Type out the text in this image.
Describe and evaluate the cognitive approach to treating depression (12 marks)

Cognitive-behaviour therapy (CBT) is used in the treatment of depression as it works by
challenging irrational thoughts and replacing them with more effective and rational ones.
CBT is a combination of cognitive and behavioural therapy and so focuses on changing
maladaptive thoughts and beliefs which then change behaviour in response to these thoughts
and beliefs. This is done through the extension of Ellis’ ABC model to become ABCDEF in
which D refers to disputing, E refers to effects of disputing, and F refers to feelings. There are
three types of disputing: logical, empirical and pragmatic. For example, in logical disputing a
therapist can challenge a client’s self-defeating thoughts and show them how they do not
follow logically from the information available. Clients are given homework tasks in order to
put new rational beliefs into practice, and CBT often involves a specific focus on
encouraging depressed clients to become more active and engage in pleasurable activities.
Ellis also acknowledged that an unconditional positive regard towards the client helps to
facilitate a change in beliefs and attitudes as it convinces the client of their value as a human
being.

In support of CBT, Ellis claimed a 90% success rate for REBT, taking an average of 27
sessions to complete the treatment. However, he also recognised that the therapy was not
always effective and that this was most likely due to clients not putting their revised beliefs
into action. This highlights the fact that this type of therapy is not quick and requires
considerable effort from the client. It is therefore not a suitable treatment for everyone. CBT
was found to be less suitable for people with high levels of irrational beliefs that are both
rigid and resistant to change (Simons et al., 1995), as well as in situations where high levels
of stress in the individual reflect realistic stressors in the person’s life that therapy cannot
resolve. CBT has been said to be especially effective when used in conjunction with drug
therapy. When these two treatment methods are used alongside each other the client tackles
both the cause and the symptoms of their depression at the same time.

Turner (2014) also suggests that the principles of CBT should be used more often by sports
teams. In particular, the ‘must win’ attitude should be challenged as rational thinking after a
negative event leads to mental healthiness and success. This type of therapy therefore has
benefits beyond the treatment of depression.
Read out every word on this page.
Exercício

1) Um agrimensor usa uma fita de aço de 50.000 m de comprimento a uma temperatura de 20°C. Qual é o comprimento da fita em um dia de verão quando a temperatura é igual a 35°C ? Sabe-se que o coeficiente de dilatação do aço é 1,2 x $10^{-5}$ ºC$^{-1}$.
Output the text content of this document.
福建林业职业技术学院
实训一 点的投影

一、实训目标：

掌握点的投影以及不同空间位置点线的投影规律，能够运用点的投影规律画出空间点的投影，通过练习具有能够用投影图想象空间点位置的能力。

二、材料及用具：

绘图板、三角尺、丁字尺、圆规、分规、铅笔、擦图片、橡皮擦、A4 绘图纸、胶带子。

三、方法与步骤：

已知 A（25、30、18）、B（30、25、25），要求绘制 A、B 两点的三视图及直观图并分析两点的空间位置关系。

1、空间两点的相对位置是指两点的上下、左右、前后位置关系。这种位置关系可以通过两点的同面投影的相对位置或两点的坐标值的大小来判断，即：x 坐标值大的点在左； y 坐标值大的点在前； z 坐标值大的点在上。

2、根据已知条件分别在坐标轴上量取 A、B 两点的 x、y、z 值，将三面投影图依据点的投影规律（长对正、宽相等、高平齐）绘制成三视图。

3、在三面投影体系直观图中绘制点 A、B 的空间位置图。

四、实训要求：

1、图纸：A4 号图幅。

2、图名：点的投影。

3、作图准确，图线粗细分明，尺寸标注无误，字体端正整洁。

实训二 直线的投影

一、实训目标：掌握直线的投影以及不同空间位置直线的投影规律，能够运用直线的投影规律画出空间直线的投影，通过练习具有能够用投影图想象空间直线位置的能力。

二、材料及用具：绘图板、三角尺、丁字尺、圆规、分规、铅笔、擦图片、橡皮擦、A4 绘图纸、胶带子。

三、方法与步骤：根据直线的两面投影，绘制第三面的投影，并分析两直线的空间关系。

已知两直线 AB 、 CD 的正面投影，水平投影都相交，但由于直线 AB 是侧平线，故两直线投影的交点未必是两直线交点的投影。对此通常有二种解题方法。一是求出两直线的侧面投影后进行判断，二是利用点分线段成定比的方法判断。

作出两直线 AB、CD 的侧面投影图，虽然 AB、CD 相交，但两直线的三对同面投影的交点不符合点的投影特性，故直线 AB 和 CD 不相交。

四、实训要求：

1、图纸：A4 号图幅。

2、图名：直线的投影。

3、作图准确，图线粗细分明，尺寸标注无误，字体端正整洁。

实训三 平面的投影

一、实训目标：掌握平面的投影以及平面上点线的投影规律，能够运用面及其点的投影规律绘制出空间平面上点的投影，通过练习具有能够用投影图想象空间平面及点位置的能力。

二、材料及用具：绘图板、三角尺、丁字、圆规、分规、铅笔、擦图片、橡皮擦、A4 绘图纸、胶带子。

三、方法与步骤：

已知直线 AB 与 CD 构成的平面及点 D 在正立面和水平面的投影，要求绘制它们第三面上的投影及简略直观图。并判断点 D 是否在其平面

* Set task
Scan the records above for the string "more", then report every line that contains it.

* Written answer
challenging irrational thoughts and replacing them with more effective and rational ones.
encouraging depressed clients to become more active and engage in pleasurable activities.
Turner (2014) also suggests that the principles of CBT should be used more often by sports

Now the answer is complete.